Directive: Return the entries verbatim and drop every picture.
▼
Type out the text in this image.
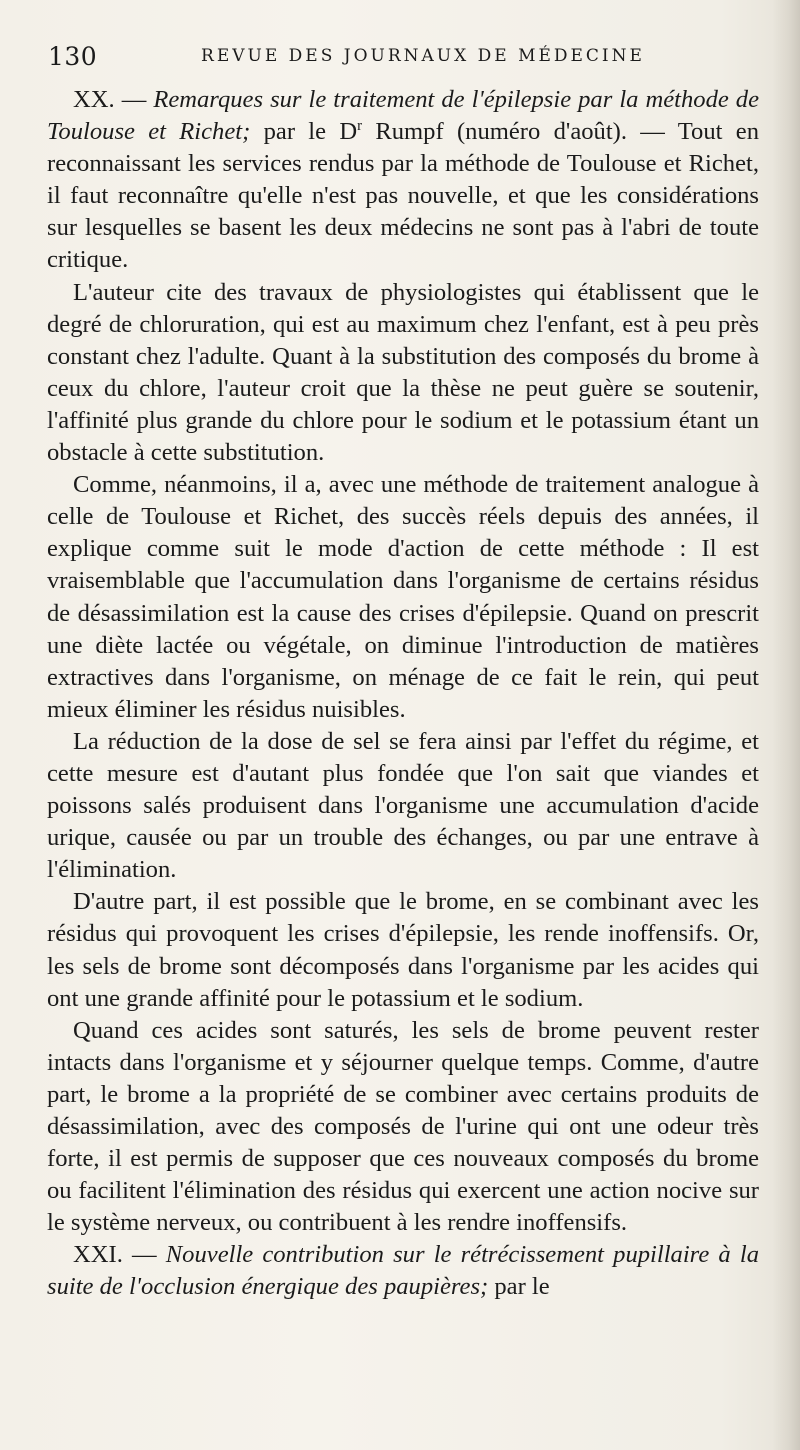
130	REVUE DES JOURNAUX DE MÉDECINE

XX. — Remarques sur le traitement de l'épilepsie par la méthode de Toulouse et Richet; par le $D^r$ Rumpf (numéro d'août). — Tout en reconnaissant les services rendus par la méthode de Toulouse et Richet, il faut reconnaître qu'elle n'est pas nouvelle, et que les considérations sur lesquelles se basent les deux médecins ne sont pas à l'abri de toute critique.

L'auteur cite des travaux de physiologistes qui établissent que le degré de chloruration, qui est au maximum chez l'enfant, est à peu près constant chez l'adulte. Quant à la substitution des composés du brome à ceux du chlore, l'auteur croit que la thèse ne peut guère se soutenir, l'affinité plus grande du chlore pour le sodium et le potassium étant un obstacle à cette substitution.

Comme, néanmoins, il a, avec une méthode de traitement analogue à celle de Toulouse et Richet, des succès réels depuis des années, il explique comme suit le mode d'action de cette méthode : Il est vraisemblable que l'accumulation dans l'organisme de certains résidus de désassimilation est la cause des crises d'épilepsie. Quand on prescrit une diète lactée ou végétale, on diminue l'introduction de matières extractives dans l'organisme, on ménage de ce fait le rein, qui peut mieux éliminer les résidus nuisibles.

La réduction de la dose de sel se fera ainsi par l'effet du régime, et cette mesure est d'autant plus fondée que l'on sait que viandes et poissons salés produisent dans l'organisme une accumulation d'acide urique, causée ou par un trouble des échanges, ou par une entrave à l'élimination.

D'autre part, il est possible que le brome, en se combinant avec les résidus qui provoquent les crises d'épilepsie, les rende inoffensifs. Or, les sels de brome sont décomposés dans l'organisme par les acides qui ont une grande affinité pour le potassium et le sodium.

Quand ces acides sont saturés, les sels de brome peuvent rester intacts dans l'organisme et y séjourner quelque temps. Comme, d'autre part, le brome a la propriété de se combiner avec certains produits de désassimilation, avec des composés de l'urine qui ont une odeur très forte, il est permis de supposer que ces nouveaux composés du brome ou facilitent l'élimination des résidus qui exercent une action nocive sur le système nerveux, ou contribuent à les rendre inoffensifs.

XXI. — Nouvelle contribution sur le rétrécissement pupillaire à la suite de l'occlusion énergique des paupières; par le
▲
Output for this exercise:
Type out the text in this image.
130	REVUE DES JOURNAUX DE MÉDECINE

XX. — Remarques sur le traitement de l'épilepsie par la méthode de Toulouse et Richet; par le $D^r$ Rumpf (numéro d'août). — Tout en reconnaissant les services rendus par la méthode de Toulouse et Richet, il faut reconnaître qu'elle n'est pas nouvelle, et que les considérations sur lesquelles se basent les deux médecins ne sont pas à l'abri de toute critique.

L'auteur cite des travaux de physiologistes qui établissent que le degré de chloruration, qui est au maximum chez l'enfant, est à peu près constant chez l'adulte. Quant à la substitution des composés du brome à ceux du chlore, l'auteur croit que la thèse ne peut guère se soutenir, l'affinité plus grande du chlore pour le sodium et le potassium étant un obstacle à cette substitution.

Comme, néanmoins, il a, avec une méthode de traitement analogue à celle de Toulouse et Richet, des succès réels depuis des années, il explique comme suit le mode d'action de cette méthode : Il est vraisemblable que l'accumulation dans l'organisme de certains résidus de désassimilation est la cause des crises d'épilepsie. Quand on prescrit une diète lactée ou végétale, on diminue l'introduction de matières extractives dans l'organisme, on ménage de ce fait le rein, qui peut mieux éliminer les résidus nuisibles.

La réduction de la dose de sel se fera ainsi par l'effet du régime, et cette mesure est d'autant plus fondée que l'on sait que viandes et poissons salés produisent dans l'organisme une accumulation d'acide urique, causée ou par un trouble des échanges, ou par une entrave à l'élimination.

D'autre part, il est possible que le brome, en se combinant avec les résidus qui provoquent les crises d'épilepsie, les rende inoffensifs. Or, les sels de brome sont décomposés dans l'organisme par les acides qui ont une grande affinité pour le potassium et le sodium.

Quand ces acides sont saturés, les sels de brome peuvent rester intacts dans l'organisme et y séjourner quelque temps. Comme, d'autre part, le brome a la propriété de se combiner avec certains produits de désassimilation, avec des composés de l'urine qui ont une odeur très forte, il est permis de supposer que ces nouveaux composés du brome ou facilitent l'élimination des résidus qui exercent une action nocive sur le système nerveux, ou contribuent à les rendre inoffensifs.

XXI. — Nouvelle contribution sur le rétrécissement pupillaire à la suite de l'occlusion énergique des paupières; par le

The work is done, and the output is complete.